EXERCISE BRIEF
Print the complete set of entries exactly.

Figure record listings
* * *

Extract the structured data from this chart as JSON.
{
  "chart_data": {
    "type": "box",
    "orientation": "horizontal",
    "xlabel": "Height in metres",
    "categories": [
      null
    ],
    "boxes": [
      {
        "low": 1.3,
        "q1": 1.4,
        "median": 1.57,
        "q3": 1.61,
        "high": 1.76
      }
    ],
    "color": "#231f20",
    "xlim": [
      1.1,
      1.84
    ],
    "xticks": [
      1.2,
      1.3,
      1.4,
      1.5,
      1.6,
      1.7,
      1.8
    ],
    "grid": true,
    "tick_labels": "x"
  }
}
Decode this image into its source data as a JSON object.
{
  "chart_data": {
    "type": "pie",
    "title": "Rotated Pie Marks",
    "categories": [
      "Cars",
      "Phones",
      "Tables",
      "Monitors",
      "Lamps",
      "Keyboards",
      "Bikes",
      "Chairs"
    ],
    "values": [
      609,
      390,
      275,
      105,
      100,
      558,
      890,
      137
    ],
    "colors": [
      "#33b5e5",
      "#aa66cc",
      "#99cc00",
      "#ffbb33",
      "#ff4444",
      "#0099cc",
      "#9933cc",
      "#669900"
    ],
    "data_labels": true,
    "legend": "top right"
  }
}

* * *

FINAL ANSWER
Extract the structured data from this chart as JSON.
{
  "chart_data": {
    "type": "box",
    "orientation": "horizontal",
    "xlabel": "Height in metres",
    "categories": [
      null
    ],
    "boxes": [
      {
        "low": 1.3,
        "q1": 1.4,
        "median": 1.57,
        "q3": 1.61,
        "high": 1.76
      }
    ],
    "color": "#231f20",
    "xlim": [
      1.1,
      1.84
    ],
    "xticks": [
      1.2,
      1.3,
      1.4,
      1.5,
      1.6,
      1.7,
      1.8
    ],
    "grid": true,
    "tick_labels": "x"
  }
}
Decode this image into its source data as a JSON object.
{
  "chart_data": {
    "type": "pie",
    "title": "Rotated Pie Marks",
    "categories": [
      "Cars",
      "Phones",
      "Tables",
      "Monitors",
      "Lamps",
      "Keyboards",
      "Bikes",
      "Chairs"
    ],
    "values": [
      609,
      390,
      275,
      105,
      100,
      558,
      890,
      137
    ],
    "colors": [
      "#33b5e5",
      "#aa66cc",
      "#99cc00",
      "#ffbb33",
      "#ff4444",
      "#0099cc",
      "#9933cc",
      "#669900"
    ],
    "data_labels": true,
    "legend": "top right"
  }
}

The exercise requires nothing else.